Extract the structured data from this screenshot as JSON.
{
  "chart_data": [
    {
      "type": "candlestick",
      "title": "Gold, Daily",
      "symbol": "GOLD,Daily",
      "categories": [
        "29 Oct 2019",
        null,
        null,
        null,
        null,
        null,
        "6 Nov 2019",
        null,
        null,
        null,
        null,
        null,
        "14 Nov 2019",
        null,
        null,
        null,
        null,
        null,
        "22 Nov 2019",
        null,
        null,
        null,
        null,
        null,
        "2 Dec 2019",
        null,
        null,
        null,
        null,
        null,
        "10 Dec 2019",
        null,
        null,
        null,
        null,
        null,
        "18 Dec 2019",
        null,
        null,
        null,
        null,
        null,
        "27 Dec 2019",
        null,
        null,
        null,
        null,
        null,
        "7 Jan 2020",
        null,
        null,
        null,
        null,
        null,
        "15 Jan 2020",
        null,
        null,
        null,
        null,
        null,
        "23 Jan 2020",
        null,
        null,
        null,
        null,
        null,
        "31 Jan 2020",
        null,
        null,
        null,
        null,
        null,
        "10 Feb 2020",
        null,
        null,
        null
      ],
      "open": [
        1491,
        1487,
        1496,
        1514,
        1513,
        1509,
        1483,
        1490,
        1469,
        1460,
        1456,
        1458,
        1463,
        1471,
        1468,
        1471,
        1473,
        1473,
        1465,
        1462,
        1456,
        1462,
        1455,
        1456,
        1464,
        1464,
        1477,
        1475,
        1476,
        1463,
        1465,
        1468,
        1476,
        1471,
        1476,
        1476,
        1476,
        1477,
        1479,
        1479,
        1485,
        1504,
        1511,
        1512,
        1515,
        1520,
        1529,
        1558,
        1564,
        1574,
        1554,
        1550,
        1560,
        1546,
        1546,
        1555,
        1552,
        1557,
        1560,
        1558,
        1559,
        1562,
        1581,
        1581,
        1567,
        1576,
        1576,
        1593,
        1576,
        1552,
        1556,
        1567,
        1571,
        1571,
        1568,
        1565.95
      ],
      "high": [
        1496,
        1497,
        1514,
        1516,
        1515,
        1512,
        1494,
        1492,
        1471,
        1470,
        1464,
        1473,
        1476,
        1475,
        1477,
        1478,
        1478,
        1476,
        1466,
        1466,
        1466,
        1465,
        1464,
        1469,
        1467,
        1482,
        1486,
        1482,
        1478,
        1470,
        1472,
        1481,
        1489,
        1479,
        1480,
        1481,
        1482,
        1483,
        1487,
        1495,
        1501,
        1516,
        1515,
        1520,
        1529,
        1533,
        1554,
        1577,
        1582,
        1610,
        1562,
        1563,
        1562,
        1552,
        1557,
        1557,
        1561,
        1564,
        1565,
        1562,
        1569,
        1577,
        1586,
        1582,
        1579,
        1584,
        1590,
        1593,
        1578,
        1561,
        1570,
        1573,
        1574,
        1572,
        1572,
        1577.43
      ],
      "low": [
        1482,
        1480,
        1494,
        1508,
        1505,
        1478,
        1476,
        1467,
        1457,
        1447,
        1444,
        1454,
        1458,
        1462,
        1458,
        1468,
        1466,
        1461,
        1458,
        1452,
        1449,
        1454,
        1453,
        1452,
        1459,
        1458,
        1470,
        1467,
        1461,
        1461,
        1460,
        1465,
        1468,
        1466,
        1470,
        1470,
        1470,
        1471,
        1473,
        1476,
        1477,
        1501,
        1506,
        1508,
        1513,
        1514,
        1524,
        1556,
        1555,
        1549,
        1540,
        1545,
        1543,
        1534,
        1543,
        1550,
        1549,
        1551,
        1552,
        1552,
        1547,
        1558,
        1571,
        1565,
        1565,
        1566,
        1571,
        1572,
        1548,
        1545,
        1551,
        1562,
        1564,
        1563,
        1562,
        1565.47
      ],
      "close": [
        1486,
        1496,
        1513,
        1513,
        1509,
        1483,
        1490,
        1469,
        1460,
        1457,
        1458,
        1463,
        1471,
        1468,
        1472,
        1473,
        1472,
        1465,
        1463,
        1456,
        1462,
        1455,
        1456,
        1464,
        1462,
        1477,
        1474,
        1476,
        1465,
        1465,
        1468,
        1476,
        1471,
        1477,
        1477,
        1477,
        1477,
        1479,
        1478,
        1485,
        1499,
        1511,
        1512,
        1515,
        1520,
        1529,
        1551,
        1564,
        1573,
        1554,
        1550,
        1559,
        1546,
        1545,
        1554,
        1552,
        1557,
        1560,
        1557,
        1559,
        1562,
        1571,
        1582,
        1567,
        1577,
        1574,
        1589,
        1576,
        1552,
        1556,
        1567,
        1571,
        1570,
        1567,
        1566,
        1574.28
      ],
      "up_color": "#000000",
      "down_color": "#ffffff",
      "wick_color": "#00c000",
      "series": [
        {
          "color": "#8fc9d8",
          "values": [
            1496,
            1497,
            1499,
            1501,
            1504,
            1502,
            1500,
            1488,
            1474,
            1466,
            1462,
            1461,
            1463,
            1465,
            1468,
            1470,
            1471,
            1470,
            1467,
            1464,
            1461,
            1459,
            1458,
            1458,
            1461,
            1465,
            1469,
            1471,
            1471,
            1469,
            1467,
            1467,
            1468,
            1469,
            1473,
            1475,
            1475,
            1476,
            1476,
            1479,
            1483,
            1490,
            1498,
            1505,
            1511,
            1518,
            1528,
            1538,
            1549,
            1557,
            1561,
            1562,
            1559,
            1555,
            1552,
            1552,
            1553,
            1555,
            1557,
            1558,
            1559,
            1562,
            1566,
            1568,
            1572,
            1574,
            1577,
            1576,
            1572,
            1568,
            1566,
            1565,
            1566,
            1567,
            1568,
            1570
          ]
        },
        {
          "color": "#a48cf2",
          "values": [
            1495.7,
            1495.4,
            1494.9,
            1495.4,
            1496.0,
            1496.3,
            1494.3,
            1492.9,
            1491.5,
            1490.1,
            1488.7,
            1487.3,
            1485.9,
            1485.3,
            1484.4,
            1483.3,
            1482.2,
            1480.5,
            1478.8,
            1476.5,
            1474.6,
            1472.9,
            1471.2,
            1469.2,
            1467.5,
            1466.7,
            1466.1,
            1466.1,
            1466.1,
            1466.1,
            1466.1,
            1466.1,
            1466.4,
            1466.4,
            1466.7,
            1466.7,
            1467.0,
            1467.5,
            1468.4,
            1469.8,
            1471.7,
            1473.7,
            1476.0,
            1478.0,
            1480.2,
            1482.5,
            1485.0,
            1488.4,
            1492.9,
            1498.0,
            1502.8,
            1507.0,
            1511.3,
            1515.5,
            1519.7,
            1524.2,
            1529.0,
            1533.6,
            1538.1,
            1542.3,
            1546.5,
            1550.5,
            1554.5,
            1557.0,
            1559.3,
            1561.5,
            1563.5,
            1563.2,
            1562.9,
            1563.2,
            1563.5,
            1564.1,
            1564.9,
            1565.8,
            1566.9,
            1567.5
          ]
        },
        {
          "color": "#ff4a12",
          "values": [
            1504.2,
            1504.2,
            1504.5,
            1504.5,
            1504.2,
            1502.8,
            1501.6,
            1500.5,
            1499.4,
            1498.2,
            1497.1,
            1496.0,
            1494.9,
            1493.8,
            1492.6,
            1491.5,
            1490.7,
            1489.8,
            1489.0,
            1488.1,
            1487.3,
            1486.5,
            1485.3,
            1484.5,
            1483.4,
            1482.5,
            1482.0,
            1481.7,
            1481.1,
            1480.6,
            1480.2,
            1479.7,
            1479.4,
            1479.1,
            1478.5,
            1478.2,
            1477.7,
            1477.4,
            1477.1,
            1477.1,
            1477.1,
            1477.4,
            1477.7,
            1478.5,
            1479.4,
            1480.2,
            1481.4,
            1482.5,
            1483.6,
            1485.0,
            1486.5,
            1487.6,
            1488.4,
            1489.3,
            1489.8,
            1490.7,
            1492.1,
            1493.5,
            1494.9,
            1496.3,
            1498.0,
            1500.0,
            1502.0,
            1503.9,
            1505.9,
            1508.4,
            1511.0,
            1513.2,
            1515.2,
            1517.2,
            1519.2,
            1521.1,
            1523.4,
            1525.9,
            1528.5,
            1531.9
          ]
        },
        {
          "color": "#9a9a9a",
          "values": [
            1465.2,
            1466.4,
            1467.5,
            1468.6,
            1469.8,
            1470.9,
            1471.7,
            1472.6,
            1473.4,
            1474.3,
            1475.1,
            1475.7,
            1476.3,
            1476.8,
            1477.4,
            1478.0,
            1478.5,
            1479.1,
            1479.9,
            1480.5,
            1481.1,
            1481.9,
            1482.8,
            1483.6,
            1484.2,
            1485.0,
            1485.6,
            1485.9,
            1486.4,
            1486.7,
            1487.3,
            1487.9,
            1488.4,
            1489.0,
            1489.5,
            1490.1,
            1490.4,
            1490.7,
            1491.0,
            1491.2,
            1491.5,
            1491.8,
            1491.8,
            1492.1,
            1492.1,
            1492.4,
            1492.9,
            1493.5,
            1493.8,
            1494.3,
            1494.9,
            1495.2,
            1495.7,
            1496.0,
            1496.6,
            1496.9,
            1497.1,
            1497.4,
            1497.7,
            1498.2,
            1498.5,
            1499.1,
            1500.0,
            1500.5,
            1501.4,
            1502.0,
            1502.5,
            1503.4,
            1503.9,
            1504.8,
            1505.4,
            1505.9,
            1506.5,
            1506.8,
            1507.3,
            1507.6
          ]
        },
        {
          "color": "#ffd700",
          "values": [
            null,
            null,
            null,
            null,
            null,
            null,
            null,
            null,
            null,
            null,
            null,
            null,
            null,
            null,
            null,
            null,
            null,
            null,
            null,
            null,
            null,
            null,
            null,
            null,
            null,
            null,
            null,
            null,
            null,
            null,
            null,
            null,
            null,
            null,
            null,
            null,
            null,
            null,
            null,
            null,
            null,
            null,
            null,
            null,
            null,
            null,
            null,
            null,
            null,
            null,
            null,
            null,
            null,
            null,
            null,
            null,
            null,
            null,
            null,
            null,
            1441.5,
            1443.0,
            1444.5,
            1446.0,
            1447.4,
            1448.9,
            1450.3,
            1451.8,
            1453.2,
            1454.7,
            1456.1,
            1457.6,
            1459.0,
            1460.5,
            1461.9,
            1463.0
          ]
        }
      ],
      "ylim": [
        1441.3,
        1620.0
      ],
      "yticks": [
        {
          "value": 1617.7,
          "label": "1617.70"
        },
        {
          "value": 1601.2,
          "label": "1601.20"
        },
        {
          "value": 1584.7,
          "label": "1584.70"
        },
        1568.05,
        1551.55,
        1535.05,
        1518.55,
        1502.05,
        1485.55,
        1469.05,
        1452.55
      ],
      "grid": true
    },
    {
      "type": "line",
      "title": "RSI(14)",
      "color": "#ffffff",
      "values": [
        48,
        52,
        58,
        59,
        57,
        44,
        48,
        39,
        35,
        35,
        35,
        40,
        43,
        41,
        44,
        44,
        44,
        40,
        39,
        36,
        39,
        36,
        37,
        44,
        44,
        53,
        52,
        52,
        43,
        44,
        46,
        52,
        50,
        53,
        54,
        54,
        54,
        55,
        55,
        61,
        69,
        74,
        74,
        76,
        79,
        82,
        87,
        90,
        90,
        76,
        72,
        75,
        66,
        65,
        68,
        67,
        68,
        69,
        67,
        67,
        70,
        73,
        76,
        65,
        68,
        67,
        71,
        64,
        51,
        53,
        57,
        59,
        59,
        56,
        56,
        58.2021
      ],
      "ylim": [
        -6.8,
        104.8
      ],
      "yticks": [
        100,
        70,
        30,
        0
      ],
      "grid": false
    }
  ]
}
-------
*Direction*
Extract every line above containing the word "label".

*Solution below*
          "label": "1617.70"
          "label": "1601.20"
          "label": "1584.70"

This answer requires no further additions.